--- Stated task ---
Your task is to transcribe all of the data below exactly, omitting the images.

--- Recorded information ---
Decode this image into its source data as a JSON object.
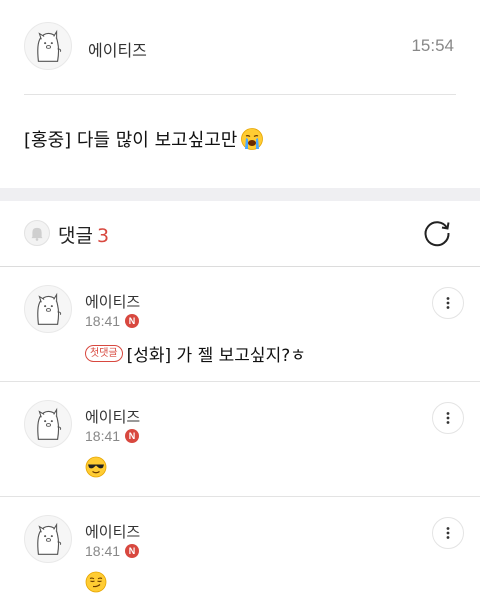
{
  "post": {
    "author": "에이티즈",
    "time": "15:54",
    "body_text": "[홍중] 다들 많이 보고싶고만",
    "body_emoji": "loudly-crying-face-icon"
  },
  "comments_header": {
    "label": "댓글",
    "count": "3"
  },
  "comments": [
    {
      "author": "에이티즈",
      "time": "18:41",
      "badge": "N",
      "first_tag": "첫댓글",
      "text": "[성화] 가 젤 보고싶지?ㅎ"
    },
    {
      "author": "에이티즈",
      "time": "18:41",
      "badge": "N",
      "emoji": "sunglasses-face-icon"
    },
    {
      "author": "에이티즈",
      "time": "18:41",
      "badge": "N",
      "emoji": "smirking-face-icon"
    }
  ],
  "colors": {
    "accent": "#d8483f",
    "divider": "#e3e3e3",
    "section_gap": "#efeff2"
  }
}
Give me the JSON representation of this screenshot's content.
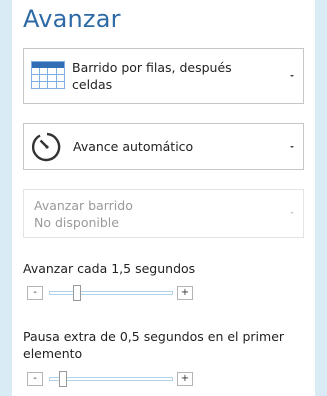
{
  "panel": {
    "title": "Avanzar"
  },
  "order_dropdown": {
    "line1": "Barrido por filas, después",
    "line2": "celdas",
    "icon": "grid-rows-icon"
  },
  "mode_dropdown": {
    "label": "Avance automático",
    "icon": "timer-icon"
  },
  "sweep_dropdown": {
    "line1": "Avanzar barrido",
    "line2": "No disponible",
    "enabled": false
  },
  "advance_interval": {
    "label": "Avanzar cada 1,5 segundos",
    "minus": "-",
    "plus": "+",
    "level": 0.2
  },
  "first_item_pause": {
    "label_line1": "Pausa extra de 0,5 segundos en el primer",
    "label_line2": "elemento",
    "minus": "-",
    "plus": "+",
    "level": 0.1
  },
  "colors": {
    "background": "#d9ecf6",
    "title": "#2e6aa6",
    "grid_icon_top": "#2f6db5",
    "grid_icon_cells": "#7fb0e0",
    "slider_track": "#b0d3ea"
  }
}
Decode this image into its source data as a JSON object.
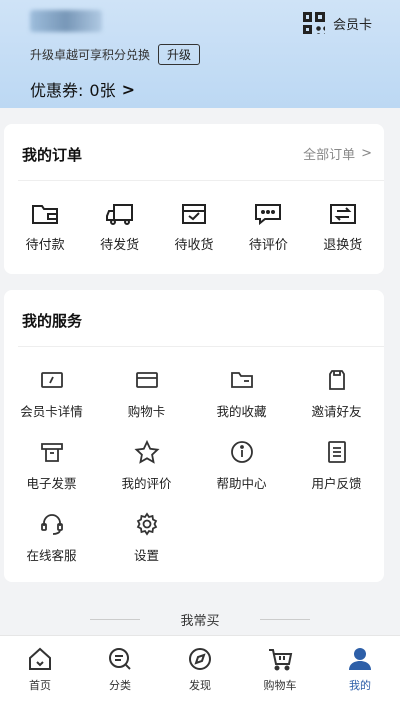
{
  "header": {
    "member_card_label": "会员卡",
    "upgrade_text": "升级卓越可享积分兑换",
    "upgrade_button": "升级",
    "coupon_label": "优惠券:",
    "coupon_value": "0张",
    "coupon_chevron": ">"
  },
  "orders": {
    "title": "我的订单",
    "all_orders_label": "全部订单",
    "all_orders_chevron": ">",
    "items": [
      {
        "label": "待付款",
        "icon": "wallet-icon"
      },
      {
        "label": "待发货",
        "icon": "truck-icon"
      },
      {
        "label": "待收货",
        "icon": "inbox-check-icon"
      },
      {
        "label": "待评价",
        "icon": "comment-icon"
      },
      {
        "label": "退换货",
        "icon": "exchange-icon"
      }
    ]
  },
  "services": {
    "title": "我的服务",
    "items": [
      {
        "label": "会员卡详情",
        "icon": "member-card-icon"
      },
      {
        "label": "购物卡",
        "icon": "shopping-card-icon"
      },
      {
        "label": "我的收藏",
        "icon": "folder-icon"
      },
      {
        "label": "邀请好友",
        "icon": "invite-icon"
      },
      {
        "label": "电子发票",
        "icon": "invoice-icon"
      },
      {
        "label": "我的评价",
        "icon": "star-icon"
      },
      {
        "label": "帮助中心",
        "icon": "info-icon"
      },
      {
        "label": "用户反馈",
        "icon": "feedback-icon"
      },
      {
        "label": "在线客服",
        "icon": "headset-icon"
      },
      {
        "label": "设置",
        "icon": "gear-icon"
      }
    ]
  },
  "frequent_label": "我常买",
  "bottom_nav": {
    "active_color": "#2d5fa8",
    "items": [
      {
        "label": "首页",
        "icon": "home-icon"
      },
      {
        "label": "分类",
        "icon": "category-search-icon"
      },
      {
        "label": "发现",
        "icon": "compass-icon"
      },
      {
        "label": "购物车",
        "icon": "cart-icon"
      },
      {
        "label": "我的",
        "icon": "user-icon"
      }
    ]
  }
}
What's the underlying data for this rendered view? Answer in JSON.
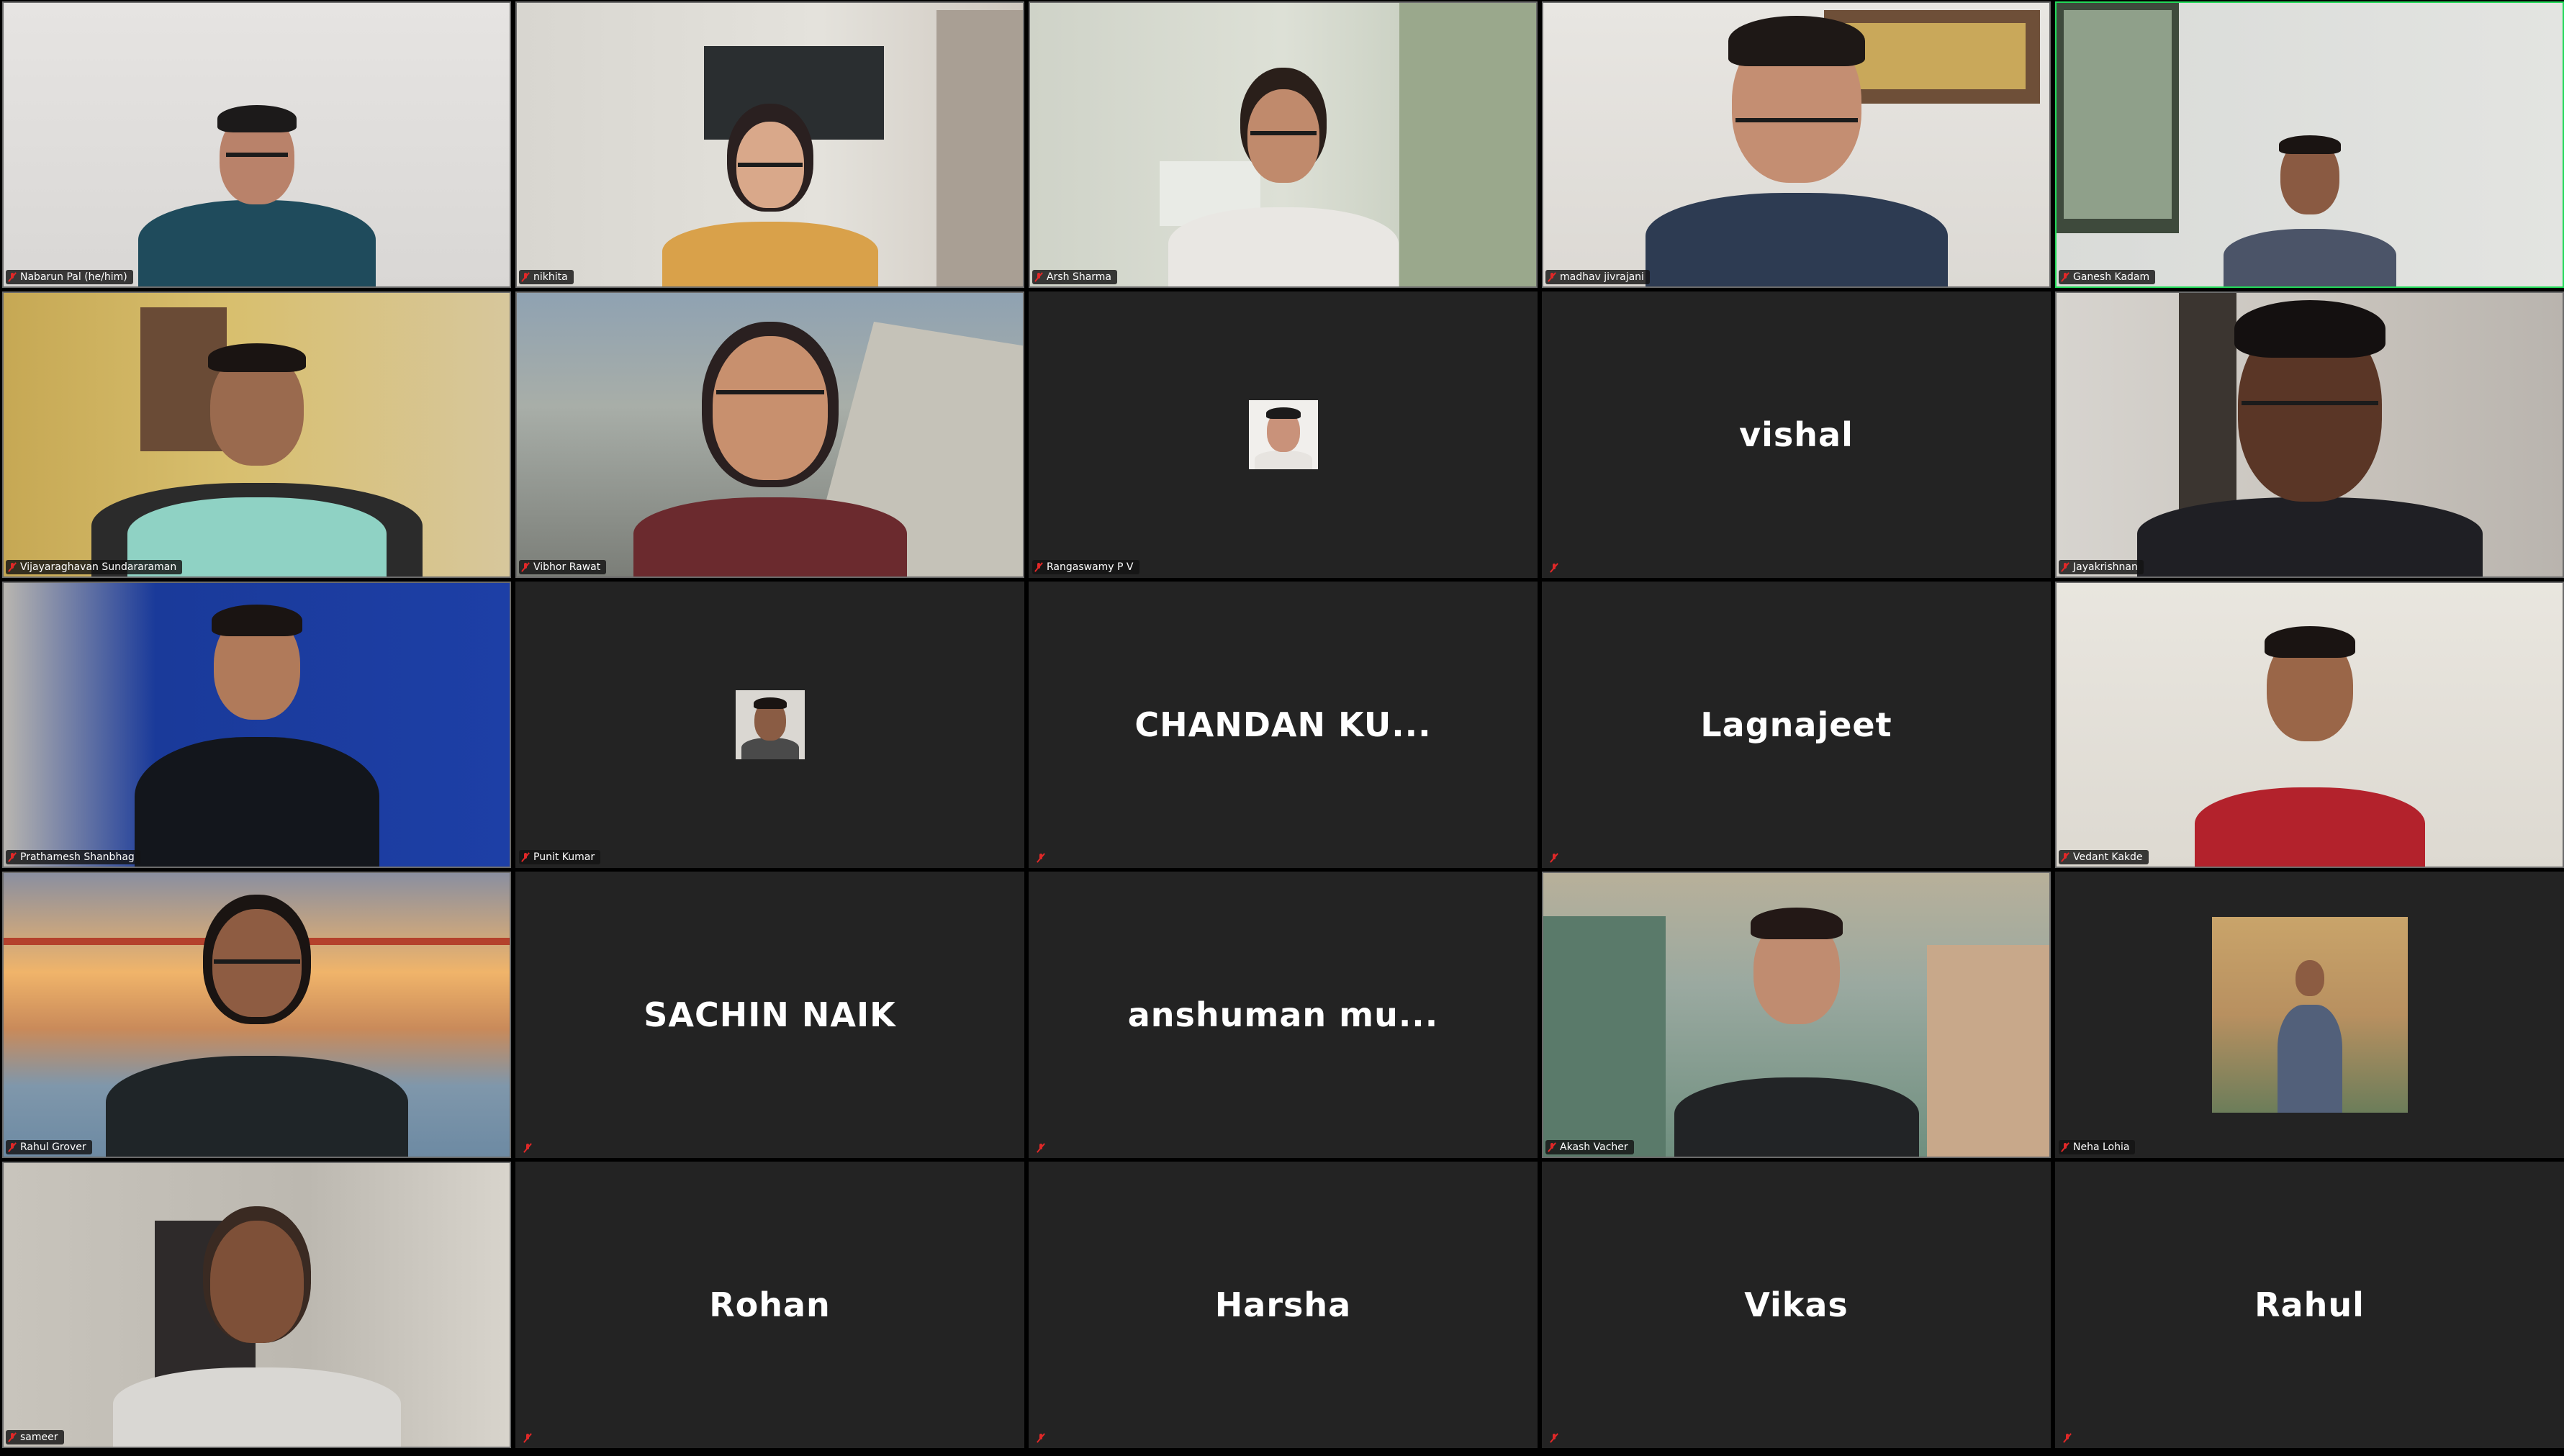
{
  "meeting": {
    "tiles": [
      {
        "name": "Nabarun Pal (he/him)"
      },
      {
        "name": "nikhita"
      },
      {
        "name": "Arsh Sharma"
      },
      {
        "name": "madhav jivrajani"
      },
      {
        "name": "Ganesh Kadam"
      },
      {
        "name": "Vijayaraghavan Sundararaman"
      },
      {
        "name": "Vibhor Rawat"
      },
      {
        "name": "Rangaswamy P V"
      },
      {
        "display_name": "vishal"
      },
      {
        "name": "Jayakrishnan"
      },
      {
        "name": "Prathamesh Shanbhag"
      },
      {
        "name": "Punit Kumar"
      },
      {
        "display_name": "CHANDAN KU..."
      },
      {
        "display_name": "Lagnajeet"
      },
      {
        "name": "Vedant Kakde"
      },
      {
        "name": "Rahul Grover"
      },
      {
        "display_name": "SACHIN NAIK"
      },
      {
        "display_name": "anshuman mu..."
      },
      {
        "name": "Akash Vacher"
      },
      {
        "name": "Neha Lohia"
      },
      {
        "name": "sameer"
      },
      {
        "display_name": "Rohan"
      },
      {
        "display_name": "Harsha"
      },
      {
        "display_name": "Vikas"
      },
      {
        "display_name": "Rahul"
      }
    ],
    "active_speaker": "Ganesh Kadam",
    "colors": {
      "active_border": "#23d959",
      "tile_background": "#232323",
      "muted_icon": "#e02828"
    },
    "icons": {
      "muted": "mic-muted-icon"
    }
  }
}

--- Correct output ---
Decode this image into its source data as a JSON object.
{
  "post": {
    "author": "에이티즈",
    "time": "15:54",
    "body_text": "[홍중] 다들 많이 보고싶고만",
    "body_emoji": "loudly-crying-face-icon"
  },
  "comments_header": {
    "label": "댓글",
    "count": "3"
  },
  "comments": [
    {
      "author": "에이티즈",
      "time": "18:41",
      "badge": "N",
      "first_tag": "첫댓글",
      "text": "[성화] 가 젤 보고싶지?ㅎ"
    },
    {
      "author": "에이티즈",
      "time": "18:41",
      "badge": "N",
      "emoji": "sunglasses-face-icon"
    },
    {
      "author": "에이티즈",
      "time": "18:41",
      "badge": "N",
      "emoji": "smirking-face-icon"
    }
  ],
  "colors": {
    "accent": "#d8483f",
    "divider": "#e3e3e3",
    "section_gap": "#efeff2"
  }
}
Give me the JSON representation of this screenshot's content.
{
  "panel": {
    "title": "Avanzar"
  },
  "order_dropdown": {
    "line1": "Barrido por filas, después",
    "line2": "celdas",
    "icon": "grid-rows-icon"
  },
  "mode_dropdown": {
    "label": "Avance automático",
    "icon": "timer-icon"
  },
  "sweep_dropdown": {
    "line1": "Avanzar barrido",
    "line2": "No disponible",
    "enabled": false
  },
  "advance_interval": {
    "label": "Avanzar cada 1,5 segundos",
    "minus": "-",
    "plus": "+",
    "level": 0.2
  },
  "first_item_pause": {
    "label_line1": "Pausa extra de 0,5 segundos en el primer",
    "label_line2": "elemento",
    "minus": "-",
    "plus": "+",
    "level": 0.1
  },
  "colors": {
    "background": "#d9ecf6",
    "title": "#2e6aa6",
    "grid_icon_top": "#2f6db5",
    "grid_icon_cells": "#7fb0e0",
    "slider_track": "#b0d3ea"
  }
}
Decode this image into its source data as a JSON object.
{
  "header": {
    "member_card_label": "会员卡",
    "upgrade_text": "升级卓越可享积分兑换",
    "upgrade_button": "升级",
    "coupon_label": "优惠券:",
    "coupon_value": "0张",
    "coupon_chevron": ">"
  },
  "orders": {
    "title": "我的订单",
    "all_orders_label": "全部订单",
    "all_orders_chevron": ">",
    "items": [
      {
        "label": "待付款",
        "icon": "wallet-icon"
      },
      {
        "label": "待发货",
        "icon": "truck-icon"
      },
      {
        "label": "待收货",
        "icon": "inbox-check-icon"
      },
      {
        "label": "待评价",
        "icon": "comment-icon"
      },
      {
        "label": "退换货",
        "icon": "exchange-icon"
      }
    ]
  },
  "services": {
    "title": "我的服务",
    "items": [
      {
        "label": "会员卡详情",
        "icon": "member-card-icon"
      },
      {
        "label": "购物卡",
        "icon": "shopping-card-icon"
      },
      {
        "label": "我的收藏",
        "icon": "folder-icon"
      },
      {
        "label": "邀请好友",
        "icon": "invite-icon"
      },
      {
        "label": "电子发票",
        "icon": "invoice-icon"
      },
      {
        "label": "我的评价",
        "icon": "star-icon"
      },
      {
        "label": "帮助中心",
        "icon": "info-icon"
      },
      {
        "label": "用户反馈",
        "icon": "feedback-icon"
      },
      {
        "label": "在线客服",
        "icon": "headset-icon"
      },
      {
        "label": "设置",
        "icon": "gear-icon"
      }
    ]
  },
  "frequent_label": "我常买",
  "bottom_nav": {
    "active_color": "#2d5fa8",
    "items": [
      {
        "label": "首页",
        "icon": "home-icon"
      },
      {
        "label": "分类",
        "icon": "category-search-icon"
      },
      {
        "label": "发现",
        "icon": "compass-icon"
      },
      {
        "label": "购物车",
        "icon": "cart-icon"
      },
      {
        "label": "我的",
        "icon": "user-icon"
      }
    ]
  }
}
What's the underlying data for this rendered view? Answer in JSON.
{
  "meeting": {
    "tiles": [
      {
        "name": "Nabarun Pal (he/him)"
      },
      {
        "name": "nikhita"
      },
      {
        "name": "Arsh Sharma"
      },
      {
        "name": "madhav jivrajani"
      },
      {
        "name": "Ganesh Kadam"
      },
      {
        "name": "Vijayaraghavan Sundararaman"
      },
      {
        "name": "Vibhor Rawat"
      },
      {
        "name": "Rangaswamy P V"
      },
      {
        "display_name": "vishal"
      },
      {
        "name": "Jayakrishnan"
      },
      {
        "name": "Prathamesh Shanbhag"
      },
      {
        "name": "Punit Kumar"
      },
      {
        "display_name": "CHANDAN KU..."
      },
      {
        "display_name": "Lagnajeet"
      },
      {
        "name": "Vedant Kakde"
      },
      {
        "name": "Rahul Grover"
      },
      {
        "display_name": "SACHIN NAIK"
      },
      {
        "display_name": "anshuman mu..."
      },
      {
        "name": "Akash Vacher"
      },
      {
        "name": "Neha Lohia"
      },
      {
        "name": "sameer"
      },
      {
        "display_name": "Rohan"
      },
      {
        "display_name": "Harsha"
      },
      {
        "display_name": "Vikas"
      },
      {
        "display_name": "Rahul"
      }
    ],
    "active_speaker": "Ganesh Kadam",
    "colors": {
      "active_border": "#23d959",
      "tile_background": "#232323",
      "muted_icon": "#e02828"
    },
    "icons": {
      "muted": "mic-muted-icon"
    }
  }
}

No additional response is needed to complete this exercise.